# [Activity]
Answer these questions using the FPGA button handler page:
(a) Which board does the project use?
(b) On which pin is the OFF button?
(c) What project number does the page give?

# [Page extract]
============

Part of FPGA Trading Systems Portfolio

This project is part of a complete end-to-end trading system:

  • Main Repository: fpga-trading-systems
  • Project Number: 2.5 of 30
  • Category: FPGA Core
  • Dependencies: None (foundation project variant)

A robust button handler with separate ON/OFF buttons, demonstrating synchronization, debouncing, and edge detection - critical concepts for reliable FPGA designs.

Overview

Physical buttons are electrically noisy - they "bounce" when pressed, creating multiple transitions instead of a clean on/off signal. Additionally, asynchronous signals crossing into the FPGA clock domain can cause metastability. This project implements a complete solution to both problems using two independent buttons for dedicated ON/OFF control.

Hardware

  • Board: Xilinx Arty A7-100T
  • FPGA: Artix-7 XC7A100T
  • Clock: 100 MHz system clock
  • Input:
    • BTN0 (D9) - ON button
    • BTN1 (C9) - OFF button
  • Output: LD0 (H5) - single LED

What It Does

  • Press BTN0 (ON button) - LED turns ON
  • Press BTN1 (OFF button) - LED turns OFF

Key Features:

  • Separate dedicated buttons for ON and OFF control
  • One button press = One action (no multiple triggers from bouncing)

============

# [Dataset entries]
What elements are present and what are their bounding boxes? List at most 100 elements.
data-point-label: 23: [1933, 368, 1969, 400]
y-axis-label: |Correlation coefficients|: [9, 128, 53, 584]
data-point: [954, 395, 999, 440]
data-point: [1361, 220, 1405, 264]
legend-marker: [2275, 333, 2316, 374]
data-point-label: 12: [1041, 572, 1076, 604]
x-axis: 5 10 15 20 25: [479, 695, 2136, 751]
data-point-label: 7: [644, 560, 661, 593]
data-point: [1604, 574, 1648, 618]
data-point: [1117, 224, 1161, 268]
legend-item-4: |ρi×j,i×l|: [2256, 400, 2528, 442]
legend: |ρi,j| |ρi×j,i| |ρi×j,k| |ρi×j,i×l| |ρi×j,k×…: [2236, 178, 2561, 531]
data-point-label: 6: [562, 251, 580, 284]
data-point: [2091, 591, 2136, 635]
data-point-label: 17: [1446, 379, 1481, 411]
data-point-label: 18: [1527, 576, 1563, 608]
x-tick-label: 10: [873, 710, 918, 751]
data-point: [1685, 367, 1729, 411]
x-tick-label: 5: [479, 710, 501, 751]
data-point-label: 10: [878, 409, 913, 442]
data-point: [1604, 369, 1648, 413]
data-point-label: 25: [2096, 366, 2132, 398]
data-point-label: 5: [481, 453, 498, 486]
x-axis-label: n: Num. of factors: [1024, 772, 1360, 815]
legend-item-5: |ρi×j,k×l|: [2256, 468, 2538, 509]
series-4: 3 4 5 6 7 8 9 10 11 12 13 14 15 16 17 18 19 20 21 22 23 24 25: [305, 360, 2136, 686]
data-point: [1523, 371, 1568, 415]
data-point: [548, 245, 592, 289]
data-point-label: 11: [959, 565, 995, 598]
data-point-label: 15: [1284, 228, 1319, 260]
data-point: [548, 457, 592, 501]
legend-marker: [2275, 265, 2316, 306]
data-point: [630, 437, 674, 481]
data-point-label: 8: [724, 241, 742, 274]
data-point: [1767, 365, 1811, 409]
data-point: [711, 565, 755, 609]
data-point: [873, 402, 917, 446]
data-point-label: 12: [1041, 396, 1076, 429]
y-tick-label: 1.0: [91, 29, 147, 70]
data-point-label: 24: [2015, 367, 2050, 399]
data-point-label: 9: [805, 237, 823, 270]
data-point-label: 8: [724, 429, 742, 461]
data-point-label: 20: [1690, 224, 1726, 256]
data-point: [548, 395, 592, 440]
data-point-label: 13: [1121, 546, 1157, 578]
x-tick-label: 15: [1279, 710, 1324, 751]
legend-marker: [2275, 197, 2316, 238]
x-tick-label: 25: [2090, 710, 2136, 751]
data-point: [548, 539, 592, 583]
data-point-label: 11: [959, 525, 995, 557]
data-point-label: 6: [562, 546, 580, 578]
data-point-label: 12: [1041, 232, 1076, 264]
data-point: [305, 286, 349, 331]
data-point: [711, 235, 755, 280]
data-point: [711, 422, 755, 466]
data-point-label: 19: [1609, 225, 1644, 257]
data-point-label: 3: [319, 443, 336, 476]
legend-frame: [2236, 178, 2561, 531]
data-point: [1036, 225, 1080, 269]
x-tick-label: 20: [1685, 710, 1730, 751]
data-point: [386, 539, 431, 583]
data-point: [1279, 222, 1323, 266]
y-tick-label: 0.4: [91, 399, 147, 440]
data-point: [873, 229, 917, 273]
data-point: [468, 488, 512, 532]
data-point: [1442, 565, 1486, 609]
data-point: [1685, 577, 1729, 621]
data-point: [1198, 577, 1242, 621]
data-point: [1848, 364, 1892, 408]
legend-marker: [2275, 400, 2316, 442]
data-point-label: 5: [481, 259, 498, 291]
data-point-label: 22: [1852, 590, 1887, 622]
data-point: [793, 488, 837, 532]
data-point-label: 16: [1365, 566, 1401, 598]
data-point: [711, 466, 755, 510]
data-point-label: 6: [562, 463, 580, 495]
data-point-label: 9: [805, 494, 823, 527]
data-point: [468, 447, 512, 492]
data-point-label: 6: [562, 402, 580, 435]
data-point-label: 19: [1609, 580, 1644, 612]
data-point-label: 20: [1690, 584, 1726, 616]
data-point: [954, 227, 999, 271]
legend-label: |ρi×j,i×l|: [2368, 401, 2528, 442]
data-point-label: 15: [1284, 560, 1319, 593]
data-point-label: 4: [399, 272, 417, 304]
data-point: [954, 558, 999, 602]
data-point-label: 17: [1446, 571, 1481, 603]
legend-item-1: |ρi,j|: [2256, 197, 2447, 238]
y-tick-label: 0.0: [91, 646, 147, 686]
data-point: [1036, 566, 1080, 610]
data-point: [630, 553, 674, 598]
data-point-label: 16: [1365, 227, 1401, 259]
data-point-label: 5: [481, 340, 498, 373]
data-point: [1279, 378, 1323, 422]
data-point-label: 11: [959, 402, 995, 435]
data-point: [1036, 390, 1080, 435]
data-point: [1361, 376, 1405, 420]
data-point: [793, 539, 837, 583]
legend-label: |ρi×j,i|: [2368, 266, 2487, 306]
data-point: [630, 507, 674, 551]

============

# [Answer to the problem]
(a) Xilinx Arty A7-100T
(b) C9 (BTN1)
(c) 2.5 of 30